AIM OF THE TASK: Without the pictures, copy all the entries below exactly.

DATA ROWS:
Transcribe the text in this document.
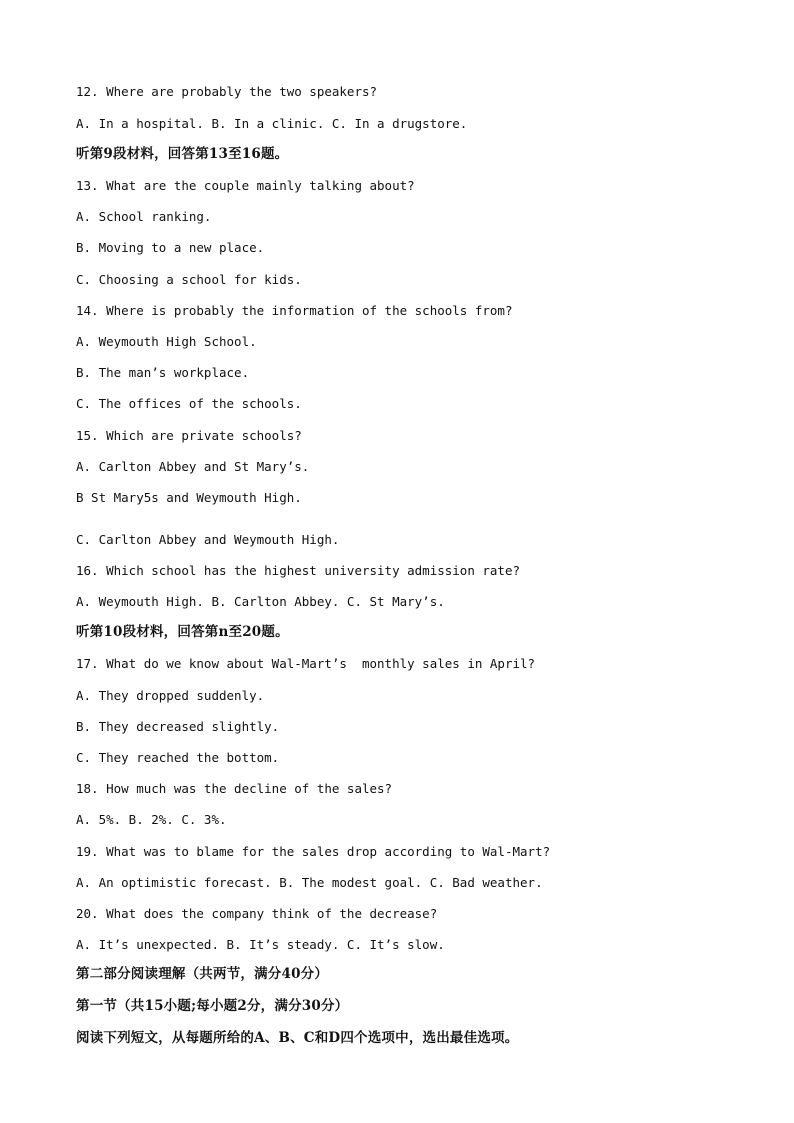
12. Where are probably the two speakers?
A. In a hospital. B. In a clinic. C. In a drugstore.
听第9段材料，回答第13至16题。
13. What are the couple mainly talking about?
A. School ranking.
B. Moving to a new place.
C. Choosing a school for kids.
14. Where is probably the information of the schools from?
A. Weymouth High School.
B. The man’s workplace.
C. The offices of the schools.
15. Which are private schools?
A. Carlton Abbey and St Mary’s.
B St Mary5s and Weymouth High.
C. Carlton Abbey and Weymouth High.
16. Which school has the highest university admission rate?
A. Weymouth High. B. Carlton Abbey. C. St Mary’s.
听第10段材料，回答第n至20题。
17. What do we know about Wal-Mart’s  monthly sales in April?
A. They dropped suddenly.
B. They decreased slightly.
C. They reached the bottom.
18. How much was the decline of the sales?
A. 5%. B. 2%. C. 3%.
19. What was to blame for the sales drop according to Wal-Mart?
A. An optimistic forecast. B. The modest goal. C. Bad weather.
20. What does the company think of the decrease?
A. It’s unexpected. B. It’s steady. C. It’s slow.
第二部分阅读理解（共两节，满分40分）
第一节（共15小题;每小题2分，满分30分）
阅读下列短文，从每题所给的A、B、C和D四个选项中，选出最佳选项。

TASK OUTPUT:
Transcribe the text in this document.
12. Where are probably the two speakers?
A. In a hospital. B. In a clinic. C. In a drugstore.
听第9段材料，回答第13至16题。
13. What are the couple mainly talking about?
A. School ranking.
B. Moving to a new place.
C. Choosing a school for kids.
14. Where is probably the information of the schools from?
A. Weymouth High School.
B. The man’s workplace.
C. The offices of the schools.
15. Which are private schools?
A. Carlton Abbey and St Mary’s.
B St Mary5s and Weymouth High.
C. Carlton Abbey and Weymouth High.
16. Which school has the highest university admission rate?
A. Weymouth High. B. Carlton Abbey. C. St Mary’s.
听第10段材料，回答第n至20题。
17. What do we know about Wal-Mart’s  monthly sales in April?
A. They dropped suddenly.
B. They decreased slightly.
C. They reached the bottom.
18. How much was the decline of the sales?
A. 5%. B. 2%. C. 3%.
19. What was to blame for the sales drop according to Wal-Mart?
A. An optimistic forecast. B. The modest goal. C. Bad weather.
20. What does the company think of the decrease?
A. It’s unexpected. B. It’s steady. C. It’s slow.
第二部分阅读理解（共两节，满分40分）
第一节（共15小题;每小题2分，满分30分）
阅读下列短文，从每题所给的A、B、C和D四个选项中，选出最佳选项。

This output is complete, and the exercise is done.